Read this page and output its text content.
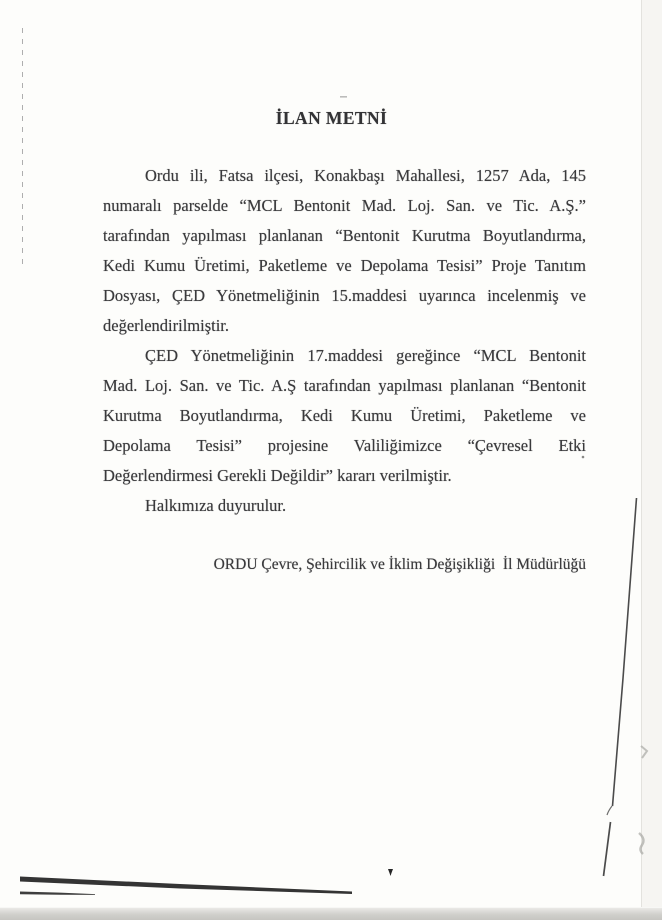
İLAN METNİ
Ordu ili, Fatsa ilçesi, Konakbaşı Mahallesi, 1257 Ada, 145
numaralı parselde “MCL Bentonit Mad. Loj. San. ve Tic. A.Ş.”
tarafından yapılması planlanan “Bentonit Kurutma Boyutlandırma,
Kedi Kumu Üretimi, Paketleme ve Depolama Tesisi” Proje Tanıtım
Dosyası, ÇED Yönetmeliğinin 15.maddesi uyarınca incelenmiş ve
değerlendirilmiştir.
ÇED Yönetmeliğinin 17.maddesi gereğince “MCL Bentonit
Mad. Loj. San. ve Tic. A.Ş tarafından yapılması planlanan “Bentonit
Kurutma Boyutlandırma, Kedi Kumu Üretimi, Paketleme ve
Depolama Tesisi” projesine Valiliğimizce “Çevresel Etki
Değerlendirmesi Gerekli Değildir” kararı verilmiştir.
Halkımıza duyurulur.
ORDU Çevre, Şehircilik ve İklim Değişikliği  İl Müdürlüğü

Task objective>
Print all of the records shown above exactly, leaving out each picture.

Solution to the exercise>
Read this page and output its text content.
İLAN METNİ
Ordu ili, Fatsa ilçesi, Konakbaşı Mahallesi, 1257 Ada, 145
numaralı parselde “MCL Bentonit Mad. Loj. San. ve Tic. A.Ş.”
tarafından yapılması planlanan “Bentonit Kurutma Boyutlandırma,
Kedi Kumu Üretimi, Paketleme ve Depolama Tesisi” Proje Tanıtım
Dosyası, ÇED Yönetmeliğinin 15.maddesi uyarınca incelenmiş ve
değerlendirilmiştir.
ÇED Yönetmeliğinin 17.maddesi gereğince “MCL Bentonit
Mad. Loj. San. ve Tic. A.Ş tarafından yapılması planlanan “Bentonit
Kurutma Boyutlandırma, Kedi Kumu Üretimi, Paketleme ve
Depolama Tesisi” projesine Valiliğimizce “Çevresel Etki
Değerlendirmesi Gerekli Değildir” kararı verilmiştir.
Halkımıza duyurulur.
ORDU Çevre, Şehircilik ve İklim Değişikliği  İl Müdürlüğü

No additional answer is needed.